(Extracted records)
<<<<
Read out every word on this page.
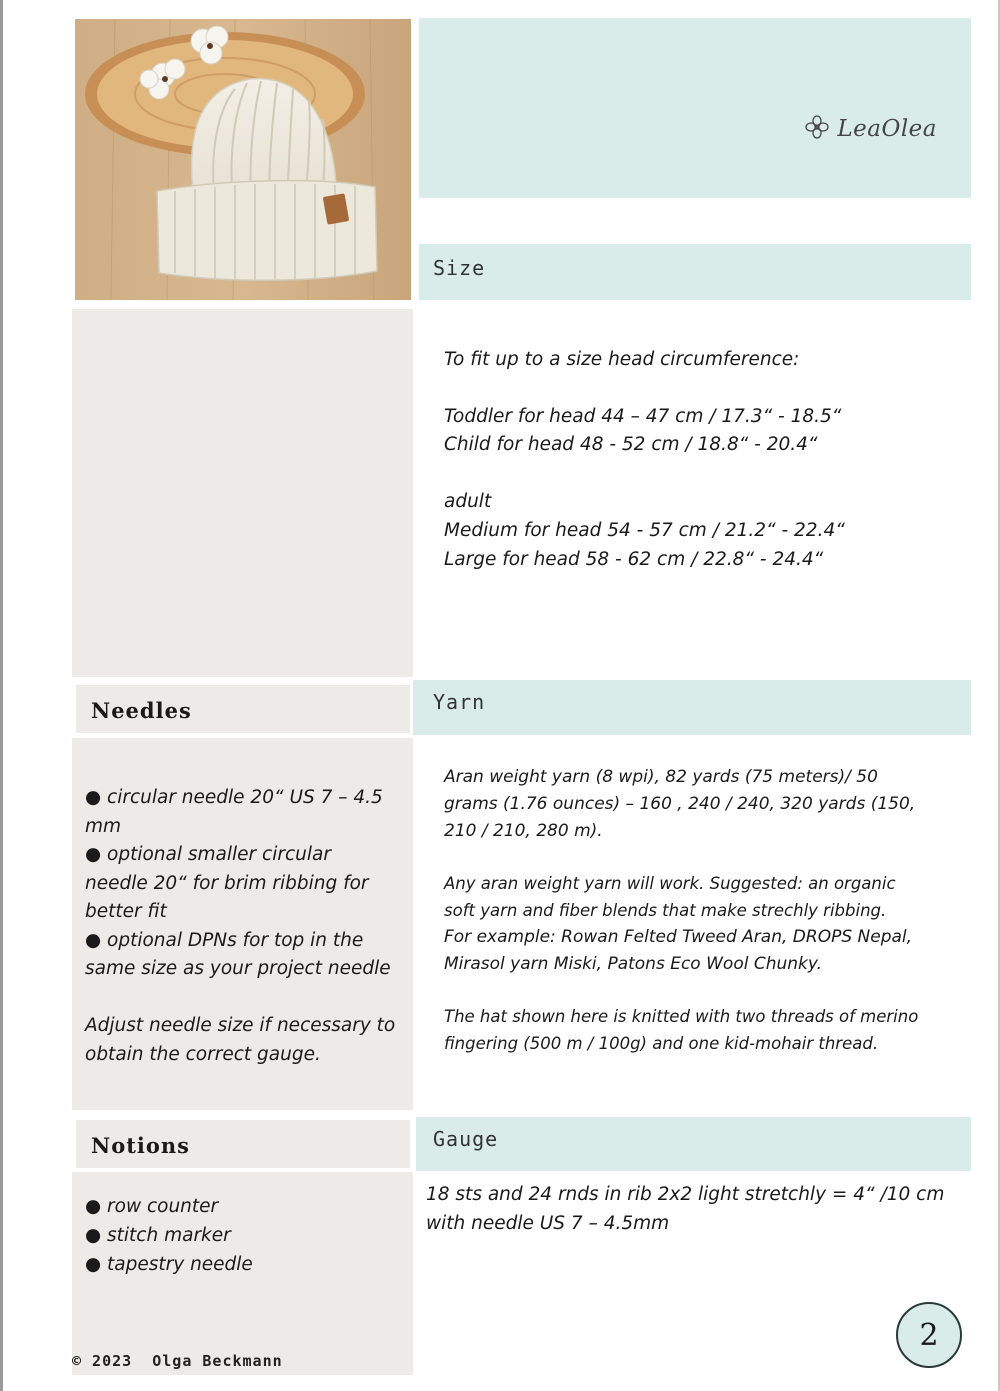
LeaOlea
Size
To fit up to a size head circumference:
Toddler for head 44 – 47 cm / 17.3“ - 18.5“
Child for head 48 - 52 cm / 18.8“ - 20.4“
adult
Medium for head 54 - 57 cm / 21.2“ - 22.4“
Large for head 58 - 62 cm / 22.8“ - 24.4“
Needles	Yarn
● circular needle 20“ US 7 – 4.5
mm
● optional smaller circular
needle 20“ for brim ribbing for
better fit
● optional DPNs for top in the
same size as your project needle
Adjust needle size if necessary to
obtain the correct gauge.
Aran weight yarn (8 wpi), 82 yards (75 meters)/ 50
grams (1.76 ounces) – 160 , 240 / 240, 320 yards (150,
210 / 210, 280 m).
Any aran weight yarn will work. Suggested: an organic
soft yarn and fiber blends that make strechly ribbing.
For example: Rowan Felted Tweed Aran, DROPS Nepal,
Mirasol yarn Miski, Patons Eco Wool Chunky.
The hat shown here is knitted with two threads of merino
fingering (500 m / 100g) and one kid-mohair thread.
Notions	Gauge
● row counter
● stitch marker
● tapestry needle
18 sts and 24 rnds in rib 2x2 light stretchly = 4“ /10 cm
with needle US 7 – 4.5mm
© 2023  Olga Beckmann
2
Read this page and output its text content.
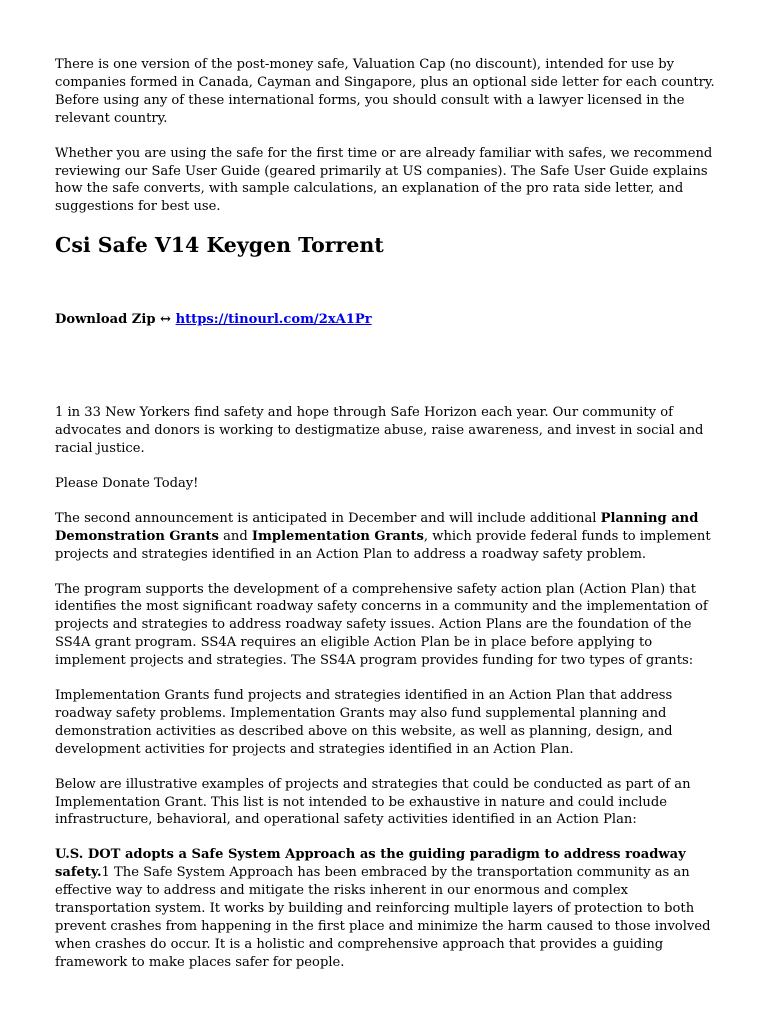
There is one version of the post-money safe, Valuation Cap (no discount), intended for use by companies formed in Canada, Cayman and Singapore, plus an optional side letter for each country. Before using any of these international forms, you should consult with a lawyer licensed in the relevant country.

Whether you are using the safe for the first time or are already familiar with safes, we recommend reviewing our Safe User Guide (geared primarily at US companies). The Safe User Guide explains how the safe converts, with sample calculations, an explanation of the pro rata side letter, and suggestions for best use.

Csi Safe V14 Keygen Torrent
Download Zip ↔ https://tinourl.com/2xA1Pr

1 in 33 New Yorkers find safety and hope through Safe Horizon each year. Our community of advocates and donors is working to destigmatize abuse, raise awareness, and invest in social and racial justice.

Please Donate Today!

The second announcement is anticipated in December and will include additional Planning and Demonstration Grants and Implementation Grants, which provide federal funds to implement projects and strategies identified in an Action Plan to address a roadway safety problem.

The program supports the development of a comprehensive safety action plan (Action Plan) that identifies the most significant roadway safety concerns in a community and the implementation of projects and strategies to address roadway safety issues. Action Plans are the foundation of the SS4A grant program. SS4A requires an eligible Action Plan be in place before applying to implement projects and strategies. The SS4A program provides funding for two types of grants:

Implementation Grants fund projects and strategies identified in an Action Plan that address roadway safety problems. Implementation Grants may also fund supplemental planning and demonstration activities as described above on this website, as well as planning, design, and development activities for projects and strategies identified in an Action Plan.

Below are illustrative examples of projects and strategies that could be conducted as part of an Implementation Grant. This list is not intended to be exhaustive in nature and could include infrastructure, behavioral, and operational safety activities identified in an Action Plan:

U.S. DOT adopts a Safe System Approach as the guiding paradigm to address roadway safety.1 The Safe System Approach has been embraced by the transportation community as an effective way to address and mitigate the risks inherent in our enormous and complex transportation system. It works by building and reinforcing multiple layers of protection to both prevent crashes from happening in the first place and minimize the harm caused to those involved when crashes do occur. It is a holistic and comprehensive approach that provides a guiding framework to make places safer for people.
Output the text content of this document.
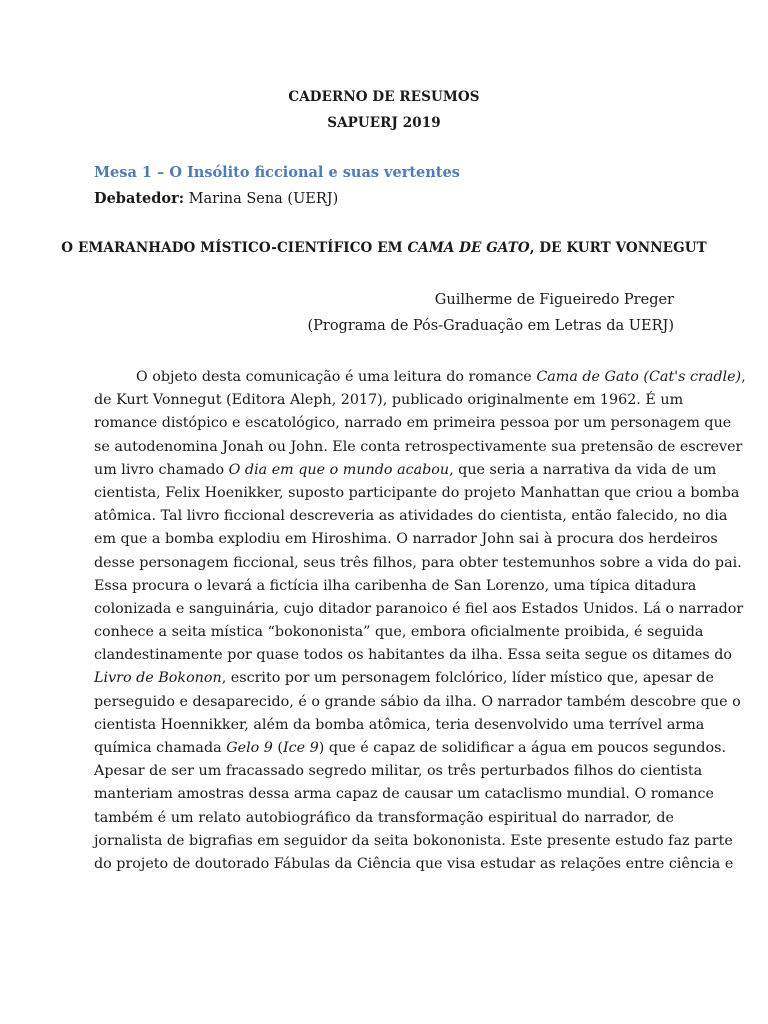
CADERNO DE RESUMOS
SAPUERJ 2019
Mesa 1 – O Insólito ficcional e suas vertentes
Debatedor: Marina Sena (UERJ)
O EMARANHADO MÍSTICO-CIENTÍFICO EM CAMA DE GATO, DE KURT VONNEGUT
Guilherme de Figueiredo Preger
(Programa de Pós-Graduação em Letras da UERJ)
O objeto desta comunicação é uma leitura do romance Cama de Gato (Cat's cradle),
de Kurt Vonnegut (Editora Aleph, 2017), publicado originalmente em 1962. É um
romance distópico e escatológico, narrado em primeira pessoa por um personagem que
se autodenomina Jonah ou John. Ele conta retrospectivamente sua pretensão de escrever
um livro chamado O dia em que o mundo acabou, que seria a narrativa da vida de um
cientista, Felix Hoenikker, suposto participante do projeto Manhattan que criou a bomba
atômica. Tal livro ficcional descreveria as atividades do cientista, então falecido, no dia
em que a bomba explodiu em Hiroshima. O narrador John sai à procura dos herdeiros
desse personagem ficcional, seus três filhos, para obter testemunhos sobre a vida do pai.
Essa procura o levará a fictícia ilha caribenha de San Lorenzo, uma típica ditadura
colonizada e sanguinária, cujo ditador paranoico é fiel aos Estados Unidos. Lá o narrador
conhece a seita mística “bokononista” que, embora oficialmente proibida, é seguida
clandestinamente por quase todos os habitantes da ilha. Essa seita segue os ditames do
Livro de Bokonon, escrito por um personagem folclórico, líder místico que, apesar de
perseguido e desaparecido, é o grande sábio da ilha. O narrador também descobre que o
cientista Hoennikker, além da bomba atômica, teria desenvolvido uma terrível arma
química chamada Gelo 9 (Ice 9) que é capaz de solidificar a água em poucos segundos.
Apesar de ser um fracassado segredo militar, os três perturbados filhos do cientista
manteriam amostras dessa arma capaz de causar um cataclismo mundial. O romance
também é um relato autobiográfico da transformação espiritual do narrador, de
jornalista de bigrafias em seguidor da seita bokononista. Este presente estudo faz parte
do projeto de doutorado Fábulas da Ciência que visa estudar as relações entre ciência e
>>>>
## Objective:
Copy each line above that contains the word "atômica".

## Answer for the task:
atômica. Tal livro ficcional descreveria as atividades do cientista, então falecido, no dia
cientista Hoennikker, além da bomba atômica, teria desenvolvido uma terrível arma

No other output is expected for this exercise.